Saved entries

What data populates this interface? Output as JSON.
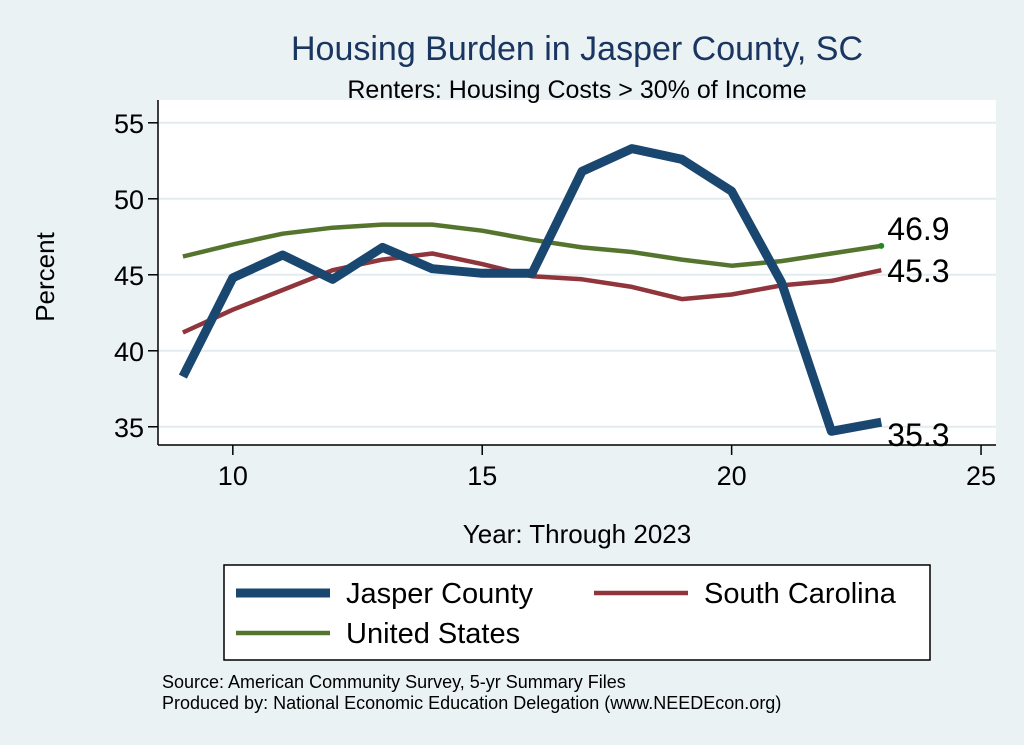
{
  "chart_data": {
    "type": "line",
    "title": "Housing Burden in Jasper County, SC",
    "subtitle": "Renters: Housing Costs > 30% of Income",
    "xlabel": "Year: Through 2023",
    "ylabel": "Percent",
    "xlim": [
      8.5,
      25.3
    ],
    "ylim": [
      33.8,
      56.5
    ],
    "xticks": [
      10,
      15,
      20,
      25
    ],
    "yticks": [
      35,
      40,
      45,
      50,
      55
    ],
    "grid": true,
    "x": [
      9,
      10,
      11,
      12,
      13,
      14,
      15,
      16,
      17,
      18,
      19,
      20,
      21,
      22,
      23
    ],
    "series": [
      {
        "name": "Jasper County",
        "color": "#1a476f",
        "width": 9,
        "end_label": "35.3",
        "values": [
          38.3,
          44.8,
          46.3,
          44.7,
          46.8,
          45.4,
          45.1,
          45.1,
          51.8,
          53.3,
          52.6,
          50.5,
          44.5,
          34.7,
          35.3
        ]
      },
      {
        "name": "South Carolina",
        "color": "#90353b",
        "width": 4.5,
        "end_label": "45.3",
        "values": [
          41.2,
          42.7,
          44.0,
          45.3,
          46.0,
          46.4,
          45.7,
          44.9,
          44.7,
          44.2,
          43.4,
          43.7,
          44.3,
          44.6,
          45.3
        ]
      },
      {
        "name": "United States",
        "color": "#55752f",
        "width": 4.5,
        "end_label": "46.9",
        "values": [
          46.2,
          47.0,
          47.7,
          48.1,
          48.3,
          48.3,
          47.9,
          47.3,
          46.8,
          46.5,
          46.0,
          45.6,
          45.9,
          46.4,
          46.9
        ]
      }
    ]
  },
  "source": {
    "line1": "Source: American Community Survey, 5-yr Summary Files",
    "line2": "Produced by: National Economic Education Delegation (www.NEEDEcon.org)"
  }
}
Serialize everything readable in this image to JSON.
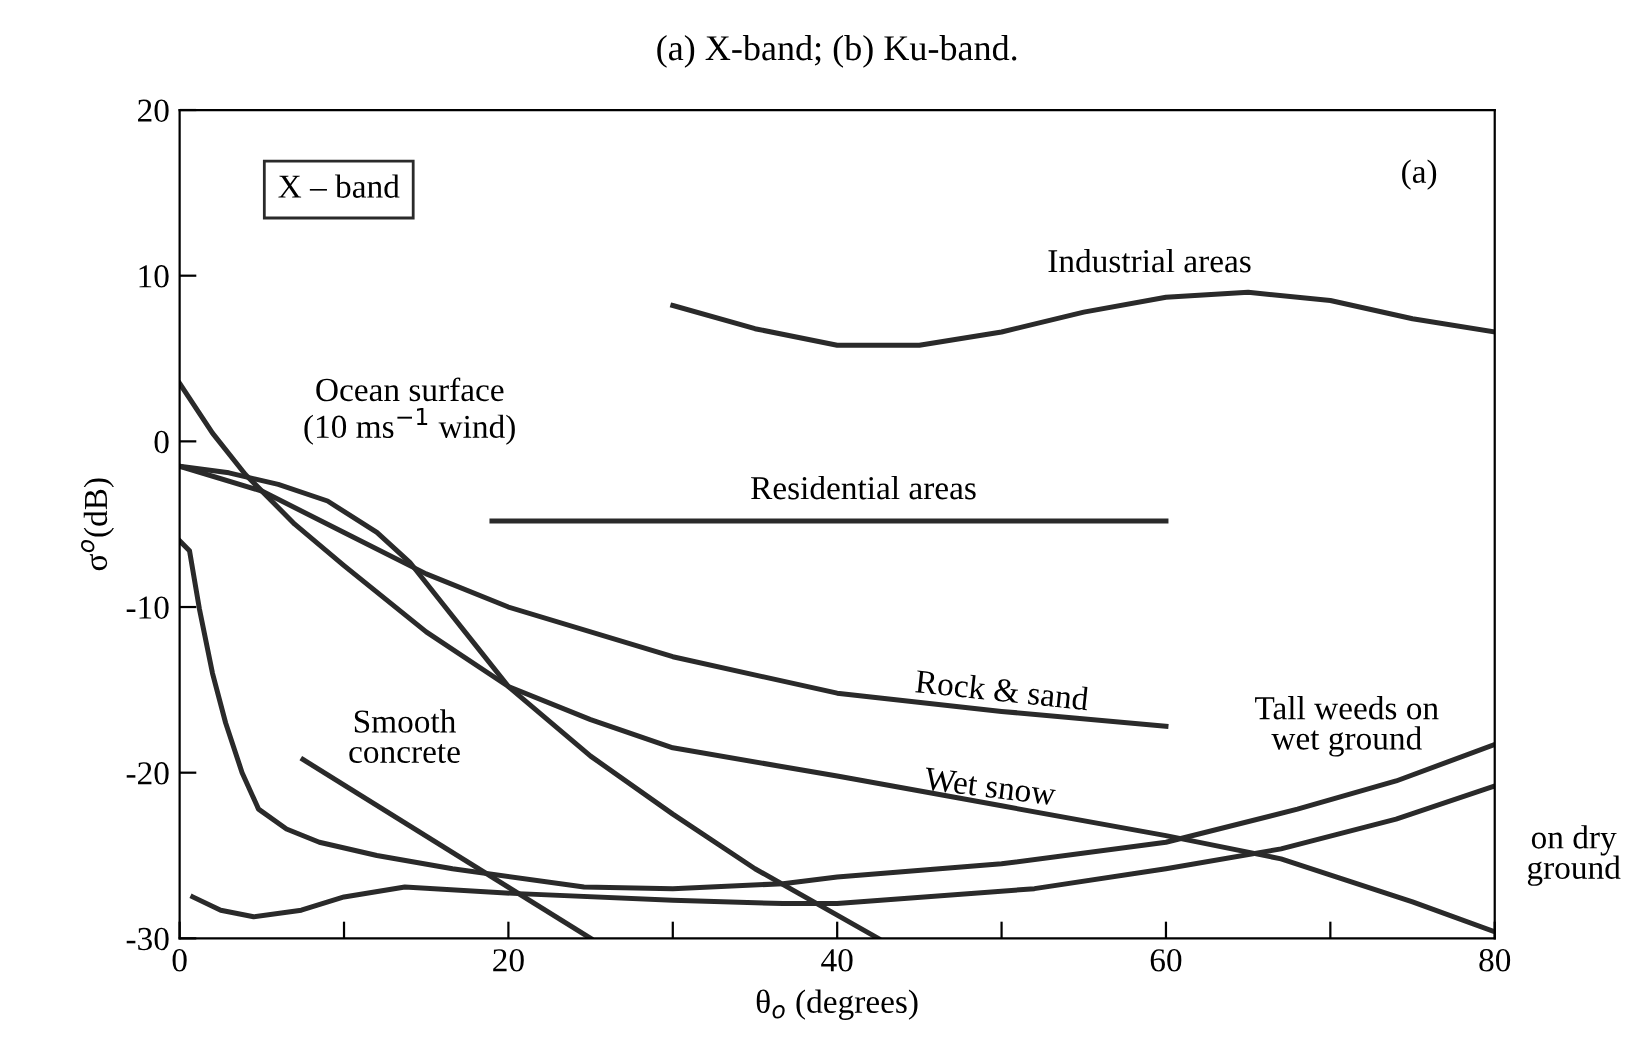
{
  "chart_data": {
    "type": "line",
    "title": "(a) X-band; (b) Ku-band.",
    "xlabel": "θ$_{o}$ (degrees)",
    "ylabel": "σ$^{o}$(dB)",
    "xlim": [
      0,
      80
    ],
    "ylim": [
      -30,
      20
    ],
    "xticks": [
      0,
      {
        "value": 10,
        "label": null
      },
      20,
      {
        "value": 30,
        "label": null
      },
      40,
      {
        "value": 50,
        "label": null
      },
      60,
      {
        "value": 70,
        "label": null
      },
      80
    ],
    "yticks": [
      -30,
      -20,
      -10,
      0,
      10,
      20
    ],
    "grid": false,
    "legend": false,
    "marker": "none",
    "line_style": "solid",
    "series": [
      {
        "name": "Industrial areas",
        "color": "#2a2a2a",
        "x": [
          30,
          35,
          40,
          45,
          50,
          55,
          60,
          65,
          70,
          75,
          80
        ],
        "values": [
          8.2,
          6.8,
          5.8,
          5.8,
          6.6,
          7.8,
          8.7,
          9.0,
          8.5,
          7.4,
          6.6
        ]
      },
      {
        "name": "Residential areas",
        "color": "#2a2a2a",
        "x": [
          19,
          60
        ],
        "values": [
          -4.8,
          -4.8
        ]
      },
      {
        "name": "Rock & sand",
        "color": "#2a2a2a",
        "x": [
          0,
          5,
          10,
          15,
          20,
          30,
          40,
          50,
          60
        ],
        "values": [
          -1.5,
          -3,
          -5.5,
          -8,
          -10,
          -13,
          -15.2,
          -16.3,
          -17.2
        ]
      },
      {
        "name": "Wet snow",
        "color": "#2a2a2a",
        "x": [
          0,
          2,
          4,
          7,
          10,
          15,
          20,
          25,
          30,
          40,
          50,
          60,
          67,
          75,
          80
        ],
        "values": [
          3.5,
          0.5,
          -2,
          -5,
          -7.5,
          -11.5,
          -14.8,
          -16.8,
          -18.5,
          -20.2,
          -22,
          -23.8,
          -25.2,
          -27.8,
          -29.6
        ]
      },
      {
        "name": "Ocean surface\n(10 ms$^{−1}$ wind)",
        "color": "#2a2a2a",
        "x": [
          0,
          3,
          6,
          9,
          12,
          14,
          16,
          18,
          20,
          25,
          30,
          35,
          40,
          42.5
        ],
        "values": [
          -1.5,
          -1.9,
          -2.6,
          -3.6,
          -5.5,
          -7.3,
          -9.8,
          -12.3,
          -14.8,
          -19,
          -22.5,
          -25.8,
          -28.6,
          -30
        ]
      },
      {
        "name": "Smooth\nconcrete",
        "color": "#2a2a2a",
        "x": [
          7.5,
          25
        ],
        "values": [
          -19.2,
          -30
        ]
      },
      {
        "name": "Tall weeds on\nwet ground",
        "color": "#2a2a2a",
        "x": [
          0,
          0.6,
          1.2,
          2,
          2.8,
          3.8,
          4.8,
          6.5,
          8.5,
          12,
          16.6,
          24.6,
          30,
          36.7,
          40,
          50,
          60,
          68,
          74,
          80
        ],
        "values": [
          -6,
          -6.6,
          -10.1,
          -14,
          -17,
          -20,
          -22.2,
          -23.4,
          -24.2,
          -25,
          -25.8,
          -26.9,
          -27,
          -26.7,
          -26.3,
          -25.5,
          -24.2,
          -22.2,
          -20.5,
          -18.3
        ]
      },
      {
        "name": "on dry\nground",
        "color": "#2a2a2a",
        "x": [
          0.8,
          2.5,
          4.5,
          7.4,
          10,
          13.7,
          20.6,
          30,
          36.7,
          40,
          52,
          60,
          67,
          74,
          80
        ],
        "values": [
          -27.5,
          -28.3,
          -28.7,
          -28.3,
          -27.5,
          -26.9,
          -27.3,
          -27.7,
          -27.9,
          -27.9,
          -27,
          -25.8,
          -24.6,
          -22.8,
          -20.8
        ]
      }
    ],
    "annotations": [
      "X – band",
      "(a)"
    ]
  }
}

* * *

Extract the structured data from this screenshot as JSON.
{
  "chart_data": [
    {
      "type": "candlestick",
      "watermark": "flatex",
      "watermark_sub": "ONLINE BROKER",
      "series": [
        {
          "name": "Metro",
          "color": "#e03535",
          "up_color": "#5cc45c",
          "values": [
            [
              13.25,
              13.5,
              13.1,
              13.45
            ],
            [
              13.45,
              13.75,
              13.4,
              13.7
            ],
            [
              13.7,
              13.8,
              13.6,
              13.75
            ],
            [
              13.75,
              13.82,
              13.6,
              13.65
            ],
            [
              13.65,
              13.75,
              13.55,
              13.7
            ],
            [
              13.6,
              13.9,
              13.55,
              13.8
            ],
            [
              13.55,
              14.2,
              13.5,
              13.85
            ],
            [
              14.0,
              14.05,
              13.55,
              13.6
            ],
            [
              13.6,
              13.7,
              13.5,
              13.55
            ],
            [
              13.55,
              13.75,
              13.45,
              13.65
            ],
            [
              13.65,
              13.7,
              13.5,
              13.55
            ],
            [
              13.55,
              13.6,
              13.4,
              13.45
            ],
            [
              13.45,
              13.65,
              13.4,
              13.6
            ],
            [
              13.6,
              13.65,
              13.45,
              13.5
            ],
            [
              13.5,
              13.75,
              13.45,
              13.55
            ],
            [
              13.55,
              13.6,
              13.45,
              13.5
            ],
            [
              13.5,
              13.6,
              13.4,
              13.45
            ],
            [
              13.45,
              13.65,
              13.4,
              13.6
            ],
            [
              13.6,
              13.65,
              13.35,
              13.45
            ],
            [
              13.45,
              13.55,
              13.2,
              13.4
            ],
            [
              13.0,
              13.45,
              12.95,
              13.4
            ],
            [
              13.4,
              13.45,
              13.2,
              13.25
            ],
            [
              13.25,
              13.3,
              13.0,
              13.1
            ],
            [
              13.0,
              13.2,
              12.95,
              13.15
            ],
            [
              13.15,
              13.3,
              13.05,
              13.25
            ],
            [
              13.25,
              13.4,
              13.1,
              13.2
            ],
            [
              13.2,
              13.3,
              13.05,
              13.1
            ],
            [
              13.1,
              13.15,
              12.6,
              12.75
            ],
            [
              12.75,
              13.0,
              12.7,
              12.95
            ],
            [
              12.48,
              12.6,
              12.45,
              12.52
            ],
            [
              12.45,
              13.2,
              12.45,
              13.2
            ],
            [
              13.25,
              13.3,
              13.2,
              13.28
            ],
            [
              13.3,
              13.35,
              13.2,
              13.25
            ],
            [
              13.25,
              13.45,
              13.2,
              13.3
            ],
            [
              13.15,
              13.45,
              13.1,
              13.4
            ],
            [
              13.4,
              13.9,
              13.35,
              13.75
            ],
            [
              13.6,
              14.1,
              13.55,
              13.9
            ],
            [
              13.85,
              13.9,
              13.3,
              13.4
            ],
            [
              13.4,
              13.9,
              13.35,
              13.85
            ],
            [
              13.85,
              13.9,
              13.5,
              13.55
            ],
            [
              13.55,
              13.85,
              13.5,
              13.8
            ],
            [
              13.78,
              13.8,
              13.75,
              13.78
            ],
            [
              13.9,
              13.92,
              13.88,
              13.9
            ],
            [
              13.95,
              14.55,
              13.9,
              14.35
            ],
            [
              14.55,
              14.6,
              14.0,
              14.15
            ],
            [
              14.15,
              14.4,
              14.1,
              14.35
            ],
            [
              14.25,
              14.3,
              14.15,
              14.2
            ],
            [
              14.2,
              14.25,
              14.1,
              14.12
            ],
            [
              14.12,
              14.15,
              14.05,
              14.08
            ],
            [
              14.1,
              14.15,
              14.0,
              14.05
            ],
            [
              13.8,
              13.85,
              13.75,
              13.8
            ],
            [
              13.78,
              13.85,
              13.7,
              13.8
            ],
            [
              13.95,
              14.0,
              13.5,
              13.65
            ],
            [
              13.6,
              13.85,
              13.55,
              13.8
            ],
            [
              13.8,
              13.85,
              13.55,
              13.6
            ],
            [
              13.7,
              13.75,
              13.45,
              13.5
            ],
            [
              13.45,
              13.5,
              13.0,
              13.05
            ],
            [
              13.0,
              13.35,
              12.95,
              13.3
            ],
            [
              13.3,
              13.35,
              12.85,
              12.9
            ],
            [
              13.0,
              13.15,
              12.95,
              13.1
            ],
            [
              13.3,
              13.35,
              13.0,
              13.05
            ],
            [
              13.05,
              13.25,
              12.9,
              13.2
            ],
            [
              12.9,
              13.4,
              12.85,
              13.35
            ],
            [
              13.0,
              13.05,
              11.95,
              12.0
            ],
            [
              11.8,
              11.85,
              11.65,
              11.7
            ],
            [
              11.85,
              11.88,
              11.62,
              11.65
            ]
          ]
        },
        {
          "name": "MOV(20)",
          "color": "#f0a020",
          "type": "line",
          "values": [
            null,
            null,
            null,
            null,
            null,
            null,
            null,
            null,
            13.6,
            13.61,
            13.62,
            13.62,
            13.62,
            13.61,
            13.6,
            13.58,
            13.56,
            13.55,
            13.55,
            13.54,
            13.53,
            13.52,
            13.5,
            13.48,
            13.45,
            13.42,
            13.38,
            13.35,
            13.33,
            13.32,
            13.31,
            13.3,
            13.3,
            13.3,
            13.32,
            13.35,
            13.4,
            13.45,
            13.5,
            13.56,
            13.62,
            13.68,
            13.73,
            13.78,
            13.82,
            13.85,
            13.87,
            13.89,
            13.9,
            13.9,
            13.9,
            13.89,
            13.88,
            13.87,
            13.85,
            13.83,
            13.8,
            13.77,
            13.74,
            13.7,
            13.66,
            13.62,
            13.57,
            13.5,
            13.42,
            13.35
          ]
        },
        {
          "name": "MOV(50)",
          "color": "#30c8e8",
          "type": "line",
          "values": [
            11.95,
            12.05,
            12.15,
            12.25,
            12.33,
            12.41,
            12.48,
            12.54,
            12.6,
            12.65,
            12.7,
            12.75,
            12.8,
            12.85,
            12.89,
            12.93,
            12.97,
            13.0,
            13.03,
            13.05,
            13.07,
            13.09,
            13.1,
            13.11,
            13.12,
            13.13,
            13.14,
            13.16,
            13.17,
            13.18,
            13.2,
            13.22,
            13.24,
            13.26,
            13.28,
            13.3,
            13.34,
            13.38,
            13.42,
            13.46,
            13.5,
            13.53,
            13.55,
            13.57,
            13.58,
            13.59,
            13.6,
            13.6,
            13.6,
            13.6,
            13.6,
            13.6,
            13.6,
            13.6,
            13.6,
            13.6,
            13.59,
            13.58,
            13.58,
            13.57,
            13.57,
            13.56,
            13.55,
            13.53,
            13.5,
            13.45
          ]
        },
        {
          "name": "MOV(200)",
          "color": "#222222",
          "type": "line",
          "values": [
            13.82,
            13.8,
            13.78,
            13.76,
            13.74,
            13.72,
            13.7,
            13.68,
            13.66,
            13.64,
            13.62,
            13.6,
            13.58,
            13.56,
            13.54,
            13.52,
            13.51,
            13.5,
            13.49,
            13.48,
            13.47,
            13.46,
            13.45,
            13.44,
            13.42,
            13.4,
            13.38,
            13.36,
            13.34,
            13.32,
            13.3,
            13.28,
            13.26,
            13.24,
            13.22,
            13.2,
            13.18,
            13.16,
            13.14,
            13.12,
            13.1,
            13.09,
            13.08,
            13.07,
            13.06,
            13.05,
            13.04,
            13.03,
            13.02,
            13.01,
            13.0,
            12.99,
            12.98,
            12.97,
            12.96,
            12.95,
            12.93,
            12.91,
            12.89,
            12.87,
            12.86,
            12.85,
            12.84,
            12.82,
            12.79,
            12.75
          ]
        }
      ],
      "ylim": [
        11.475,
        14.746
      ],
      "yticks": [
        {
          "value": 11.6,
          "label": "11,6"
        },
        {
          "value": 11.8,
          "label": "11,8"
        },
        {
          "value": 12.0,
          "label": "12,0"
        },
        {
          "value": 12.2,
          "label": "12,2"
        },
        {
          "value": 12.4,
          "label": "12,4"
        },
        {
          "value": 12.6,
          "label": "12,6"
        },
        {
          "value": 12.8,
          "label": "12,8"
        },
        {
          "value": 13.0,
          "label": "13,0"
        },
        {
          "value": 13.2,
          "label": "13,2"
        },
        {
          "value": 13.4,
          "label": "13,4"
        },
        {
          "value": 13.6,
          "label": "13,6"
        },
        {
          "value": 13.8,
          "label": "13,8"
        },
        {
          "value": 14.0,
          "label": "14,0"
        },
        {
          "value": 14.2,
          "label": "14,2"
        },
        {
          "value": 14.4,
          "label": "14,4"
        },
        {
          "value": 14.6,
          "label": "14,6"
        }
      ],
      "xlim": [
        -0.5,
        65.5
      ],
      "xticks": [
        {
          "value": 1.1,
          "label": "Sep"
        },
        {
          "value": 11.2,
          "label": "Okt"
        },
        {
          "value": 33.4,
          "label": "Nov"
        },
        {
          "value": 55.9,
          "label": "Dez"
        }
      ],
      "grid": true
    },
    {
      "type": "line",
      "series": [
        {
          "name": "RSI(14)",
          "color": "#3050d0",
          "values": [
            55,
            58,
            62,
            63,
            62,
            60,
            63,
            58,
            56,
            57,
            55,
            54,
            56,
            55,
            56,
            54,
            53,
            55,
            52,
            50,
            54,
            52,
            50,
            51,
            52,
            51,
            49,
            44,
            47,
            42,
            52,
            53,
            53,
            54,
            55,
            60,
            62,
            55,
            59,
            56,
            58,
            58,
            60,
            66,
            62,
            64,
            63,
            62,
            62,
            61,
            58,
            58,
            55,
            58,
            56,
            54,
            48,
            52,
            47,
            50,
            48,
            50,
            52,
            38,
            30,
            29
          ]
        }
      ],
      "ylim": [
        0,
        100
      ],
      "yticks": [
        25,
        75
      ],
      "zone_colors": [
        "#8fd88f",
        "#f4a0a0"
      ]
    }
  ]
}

TASK TO CARRY OUT: Report the number of lines above containing the word "xlabel", with no other text.

THE REPLY: 2